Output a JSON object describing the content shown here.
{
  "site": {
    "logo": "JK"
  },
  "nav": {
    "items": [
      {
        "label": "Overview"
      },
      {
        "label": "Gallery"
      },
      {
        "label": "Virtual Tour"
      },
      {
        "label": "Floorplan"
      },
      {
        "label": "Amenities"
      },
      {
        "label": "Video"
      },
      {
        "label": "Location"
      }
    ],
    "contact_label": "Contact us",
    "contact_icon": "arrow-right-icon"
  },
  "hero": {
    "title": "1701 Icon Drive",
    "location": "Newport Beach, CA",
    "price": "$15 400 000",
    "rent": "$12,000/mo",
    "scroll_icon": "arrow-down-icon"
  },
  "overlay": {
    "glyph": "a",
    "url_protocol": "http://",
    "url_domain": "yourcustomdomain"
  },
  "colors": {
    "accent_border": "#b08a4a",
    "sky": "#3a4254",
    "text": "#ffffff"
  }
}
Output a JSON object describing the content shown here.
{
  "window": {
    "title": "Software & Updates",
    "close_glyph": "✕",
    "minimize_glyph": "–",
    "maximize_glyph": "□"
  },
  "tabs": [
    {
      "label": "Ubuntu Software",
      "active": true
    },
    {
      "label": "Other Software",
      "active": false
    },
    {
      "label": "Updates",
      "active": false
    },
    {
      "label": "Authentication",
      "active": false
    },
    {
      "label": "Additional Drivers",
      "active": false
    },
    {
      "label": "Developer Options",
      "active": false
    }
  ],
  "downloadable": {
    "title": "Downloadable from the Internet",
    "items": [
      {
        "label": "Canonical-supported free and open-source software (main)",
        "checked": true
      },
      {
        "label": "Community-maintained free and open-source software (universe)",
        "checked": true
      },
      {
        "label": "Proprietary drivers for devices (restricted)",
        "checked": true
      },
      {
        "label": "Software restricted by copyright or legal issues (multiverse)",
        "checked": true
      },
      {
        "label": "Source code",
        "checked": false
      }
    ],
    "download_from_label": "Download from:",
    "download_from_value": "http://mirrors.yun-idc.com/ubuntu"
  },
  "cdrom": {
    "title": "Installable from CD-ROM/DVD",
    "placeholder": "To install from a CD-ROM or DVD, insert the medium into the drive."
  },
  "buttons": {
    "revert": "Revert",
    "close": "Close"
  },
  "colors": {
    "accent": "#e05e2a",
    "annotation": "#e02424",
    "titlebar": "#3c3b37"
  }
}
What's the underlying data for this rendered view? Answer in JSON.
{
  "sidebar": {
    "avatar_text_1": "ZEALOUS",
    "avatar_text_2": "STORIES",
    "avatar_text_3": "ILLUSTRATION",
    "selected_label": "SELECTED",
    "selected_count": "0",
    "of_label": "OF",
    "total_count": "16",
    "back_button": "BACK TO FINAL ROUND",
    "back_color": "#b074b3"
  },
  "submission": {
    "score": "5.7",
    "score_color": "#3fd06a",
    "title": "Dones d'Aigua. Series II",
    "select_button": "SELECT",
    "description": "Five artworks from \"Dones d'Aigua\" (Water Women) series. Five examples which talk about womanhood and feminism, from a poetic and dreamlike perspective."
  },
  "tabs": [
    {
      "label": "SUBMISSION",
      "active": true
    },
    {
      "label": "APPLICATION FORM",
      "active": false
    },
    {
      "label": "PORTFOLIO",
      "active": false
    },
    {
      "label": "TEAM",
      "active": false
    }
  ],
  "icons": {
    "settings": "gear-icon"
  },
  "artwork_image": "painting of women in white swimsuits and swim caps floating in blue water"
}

• • • •

Quote exactly and only the lines from the one holding "What's the underlying" through the end of the data.

What's the underlying data for this rendered view? Answer in JSON.
{
  "sidebar": {
    "avatar_text_1": "ZEALOUS",
    "avatar_text_2": "STORIES",
    "avatar_text_3": "ILLUSTRATION",
    "selected_label": "SELECTED",
    "selected_count": "0",
    "of_label": "OF",
    "total_count": "16",
    "back_button": "BACK TO FINAL ROUND",
    "back_color": "#b074b3"
  },
  "submission": {
    "score": "5.7",
    "score_color": "#3fd06a",
    "title": "Dones d'Aigua. Series II",
    "select_button": "SELECT",
    "description": "Five artworks from \"Dones d'Aigua\" (Water Women) series. Five examples which talk about womanhood and feminism, from a poetic and dreamlike perspective."
  },
  "tabs": [
    {
      "label": "SUBMISSION",
      "active": true
    },
    {
      "label": "APPLICATION FORM",
      "active": false
    },
    {
      "label": "PORTFOLIO",
      "active": false
    },
    {
      "label": "TEAM",
      "active": false
    }
  ],
  "icons": {
    "settings": "gear-icon"
  },
  "artwork_image": "painting of women in white swimsuits and swim caps floating in blue water"
}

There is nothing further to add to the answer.